Set problem →
Copy out the data below verbatim.

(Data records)
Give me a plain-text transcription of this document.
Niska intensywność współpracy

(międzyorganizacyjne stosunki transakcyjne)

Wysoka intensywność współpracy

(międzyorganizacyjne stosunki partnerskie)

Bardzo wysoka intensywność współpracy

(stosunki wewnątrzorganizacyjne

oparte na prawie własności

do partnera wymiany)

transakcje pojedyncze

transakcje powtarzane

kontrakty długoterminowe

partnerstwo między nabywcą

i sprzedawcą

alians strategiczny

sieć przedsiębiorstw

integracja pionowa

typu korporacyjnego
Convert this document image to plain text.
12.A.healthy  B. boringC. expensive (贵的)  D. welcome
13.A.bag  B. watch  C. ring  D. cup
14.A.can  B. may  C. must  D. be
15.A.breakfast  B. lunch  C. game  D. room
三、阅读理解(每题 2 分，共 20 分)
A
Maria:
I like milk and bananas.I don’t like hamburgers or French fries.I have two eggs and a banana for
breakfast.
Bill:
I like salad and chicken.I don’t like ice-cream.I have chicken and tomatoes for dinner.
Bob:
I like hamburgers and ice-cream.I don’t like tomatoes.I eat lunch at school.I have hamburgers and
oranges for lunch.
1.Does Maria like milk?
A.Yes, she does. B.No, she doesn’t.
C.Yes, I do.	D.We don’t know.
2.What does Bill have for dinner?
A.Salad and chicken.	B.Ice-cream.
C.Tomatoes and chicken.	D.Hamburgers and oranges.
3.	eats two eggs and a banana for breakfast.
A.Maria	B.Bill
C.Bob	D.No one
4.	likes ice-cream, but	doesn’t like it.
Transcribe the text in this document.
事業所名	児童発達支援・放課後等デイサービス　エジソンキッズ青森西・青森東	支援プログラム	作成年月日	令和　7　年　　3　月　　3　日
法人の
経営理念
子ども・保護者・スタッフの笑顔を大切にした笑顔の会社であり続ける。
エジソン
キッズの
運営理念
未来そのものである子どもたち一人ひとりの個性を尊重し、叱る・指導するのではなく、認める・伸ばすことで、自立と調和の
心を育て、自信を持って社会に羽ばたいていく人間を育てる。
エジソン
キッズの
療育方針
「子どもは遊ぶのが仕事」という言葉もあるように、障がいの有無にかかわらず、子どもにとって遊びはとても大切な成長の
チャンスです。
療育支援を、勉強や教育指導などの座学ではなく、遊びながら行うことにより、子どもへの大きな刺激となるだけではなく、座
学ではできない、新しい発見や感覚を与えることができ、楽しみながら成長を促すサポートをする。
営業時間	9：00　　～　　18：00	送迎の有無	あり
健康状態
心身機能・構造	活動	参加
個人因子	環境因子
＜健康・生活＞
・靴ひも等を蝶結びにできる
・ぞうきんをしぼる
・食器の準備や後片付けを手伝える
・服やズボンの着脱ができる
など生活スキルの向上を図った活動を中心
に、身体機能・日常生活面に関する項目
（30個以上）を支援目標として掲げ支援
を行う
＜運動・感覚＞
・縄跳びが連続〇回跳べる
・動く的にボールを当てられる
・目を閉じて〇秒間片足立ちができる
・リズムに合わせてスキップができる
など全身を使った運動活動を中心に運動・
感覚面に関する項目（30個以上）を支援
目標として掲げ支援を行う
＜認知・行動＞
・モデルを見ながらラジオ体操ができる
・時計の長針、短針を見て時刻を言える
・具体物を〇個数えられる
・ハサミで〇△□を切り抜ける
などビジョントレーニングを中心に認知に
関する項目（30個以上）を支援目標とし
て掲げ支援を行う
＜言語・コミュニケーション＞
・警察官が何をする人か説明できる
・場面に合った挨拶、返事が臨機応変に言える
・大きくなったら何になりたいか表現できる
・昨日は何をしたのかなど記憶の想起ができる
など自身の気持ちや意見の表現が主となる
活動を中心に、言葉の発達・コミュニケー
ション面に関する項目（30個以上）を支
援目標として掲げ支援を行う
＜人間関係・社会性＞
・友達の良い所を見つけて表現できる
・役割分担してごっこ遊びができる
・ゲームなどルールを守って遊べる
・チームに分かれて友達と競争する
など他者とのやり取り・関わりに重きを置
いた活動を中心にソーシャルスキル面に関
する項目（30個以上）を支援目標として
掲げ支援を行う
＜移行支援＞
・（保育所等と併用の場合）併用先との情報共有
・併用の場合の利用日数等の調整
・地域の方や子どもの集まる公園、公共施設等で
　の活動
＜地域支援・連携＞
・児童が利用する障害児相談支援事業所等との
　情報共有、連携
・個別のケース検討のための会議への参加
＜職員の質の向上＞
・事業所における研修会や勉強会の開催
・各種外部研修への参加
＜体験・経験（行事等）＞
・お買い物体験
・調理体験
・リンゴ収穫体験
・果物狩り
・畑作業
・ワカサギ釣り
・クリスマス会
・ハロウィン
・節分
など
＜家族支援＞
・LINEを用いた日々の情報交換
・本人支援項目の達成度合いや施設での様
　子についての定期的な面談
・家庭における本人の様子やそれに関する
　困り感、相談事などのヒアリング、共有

Full response →
Give me a plain-text transcription of this document.
Niska intensywność współpracy

(międzyorganizacyjne stosunki transakcyjne)

Wysoka intensywność współpracy

(międzyorganizacyjne stosunki partnerskie)

Bardzo wysoka intensywność współpracy

(stosunki wewnątrzorganizacyjne

oparte na prawie własności

do partnera wymiany)

transakcje pojedyncze

transakcje powtarzane

kontrakty długoterminowe

partnerstwo między nabywcą

i sprzedawcą

alians strategiczny

sieć przedsiębiorstw

integracja pionowa

typu korporacyjnego
Convert this document image to plain text.
12.A.healthy  B. boringC. expensive (贵的)  D. welcome
13.A.bag  B. watch  C. ring  D. cup
14.A.can  B. may  C. must  D. be
15.A.breakfast  B. lunch  C. game  D. room
三、阅读理解(每题 2 分，共 20 分)
A
Maria:
I like milk and bananas.I don’t like hamburgers or French fries.I have two eggs and a banana for
breakfast.
Bill:
I like salad and chicken.I don’t like ice-cream.I have chicken and tomatoes for dinner.
Bob:
I like hamburgers and ice-cream.I don’t like tomatoes.I eat lunch at school.I have hamburgers and
oranges for lunch.
1.Does Maria like milk?
A.Yes, she does. B.No, she doesn’t.
C.Yes, I do.	D.We don’t know.
2.What does Bill have for dinner?
A.Salad and chicken.	B.Ice-cream.
C.Tomatoes and chicken.	D.Hamburgers and oranges.
3.	eats two eggs and a banana for breakfast.
A.Maria	B.Bill
C.Bob	D.No one
4.	likes ice-cream, but	doesn’t like it.
Transcribe the text in this document.
事業所名	児童発達支援・放課後等デイサービス　エジソンキッズ青森西・青森東	支援プログラム	作成年月日	令和　7　年　　3　月　　3　日
法人の
経営理念
子ども・保護者・スタッフの笑顔を大切にした笑顔の会社であり続ける。
エジソン
キッズの
運営理念
未来そのものである子どもたち一人ひとりの個性を尊重し、叱る・指導するのではなく、認める・伸ばすことで、自立と調和の
心を育て、自信を持って社会に羽ばたいていく人間を育てる。
エジソン
キッズの
療育方針
「子どもは遊ぶのが仕事」という言葉もあるように、障がいの有無にかかわらず、子どもにとって遊びはとても大切な成長の
チャンスです。
療育支援を、勉強や教育指導などの座学ではなく、遊びながら行うことにより、子どもへの大きな刺激となるだけではなく、座
学ではできない、新しい発見や感覚を与えることができ、楽しみながら成長を促すサポートをする。
営業時間	9：00　　～　　18：00	送迎の有無	あり
健康状態
心身機能・構造	活動	参加
個人因子	環境因子
＜健康・生活＞
・靴ひも等を蝶結びにできる
・ぞうきんをしぼる
・食器の準備や後片付けを手伝える
・服やズボンの着脱ができる
など生活スキルの向上を図った活動を中心
に、身体機能・日常生活面に関する項目
（30個以上）を支援目標として掲げ支援
を行う
＜運動・感覚＞
・縄跳びが連続〇回跳べる
・動く的にボールを当てられる
・目を閉じて〇秒間片足立ちができる
・リズムに合わせてスキップができる
など全身を使った運動活動を中心に運動・
感覚面に関する項目（30個以上）を支援
目標として掲げ支援を行う
＜認知・行動＞
・モデルを見ながらラジオ体操ができる
・時計の長針、短針を見て時刻を言える
・具体物を〇個数えられる
・ハサミで〇△□を切り抜ける
などビジョントレーニングを中心に認知に
関する項目（30個以上）を支援目標とし
て掲げ支援を行う
＜言語・コミュニケーション＞
・警察官が何をする人か説明できる
・場面に合った挨拶、返事が臨機応変に言える
・大きくなったら何になりたいか表現できる
・昨日は何をしたのかなど記憶の想起ができる
など自身の気持ちや意見の表現が主となる
活動を中心に、言葉の発達・コミュニケー
ション面に関する項目（30個以上）を支
援目標として掲げ支援を行う
＜人間関係・社会性＞
・友達の良い所を見つけて表現できる
・役割分担してごっこ遊びができる
・ゲームなどルールを守って遊べる
・チームに分かれて友達と競争する
など他者とのやり取り・関わりに重きを置
いた活動を中心にソーシャルスキル面に関
する項目（30個以上）を支援目標として
掲げ支援を行う
＜移行支援＞
・（保育所等と併用の場合）併用先との情報共有
・併用の場合の利用日数等の調整
・地域の方や子どもの集まる公園、公共施設等で
　の活動
＜地域支援・連携＞
・児童が利用する障害児相談支援事業所等との
　情報共有、連携
・個別のケース検討のための会議への参加
＜職員の質の向上＞
・事業所における研修会や勉強会の開催
・各種外部研修への参加
＜体験・経験（行事等）＞
・お買い物体験
・調理体験
・リンゴ収穫体験
・果物狩り
・畑作業
・ワカサギ釣り
・クリスマス会
・ハロウィン
・節分
など
＜家族支援＞
・LINEを用いた日々の情報交換
・本人支援項目の達成度合いや施設での様
　子についての定期的な面談
・家庭における本人の様子やそれに関する
　困り感、相談事などのヒアリング、共有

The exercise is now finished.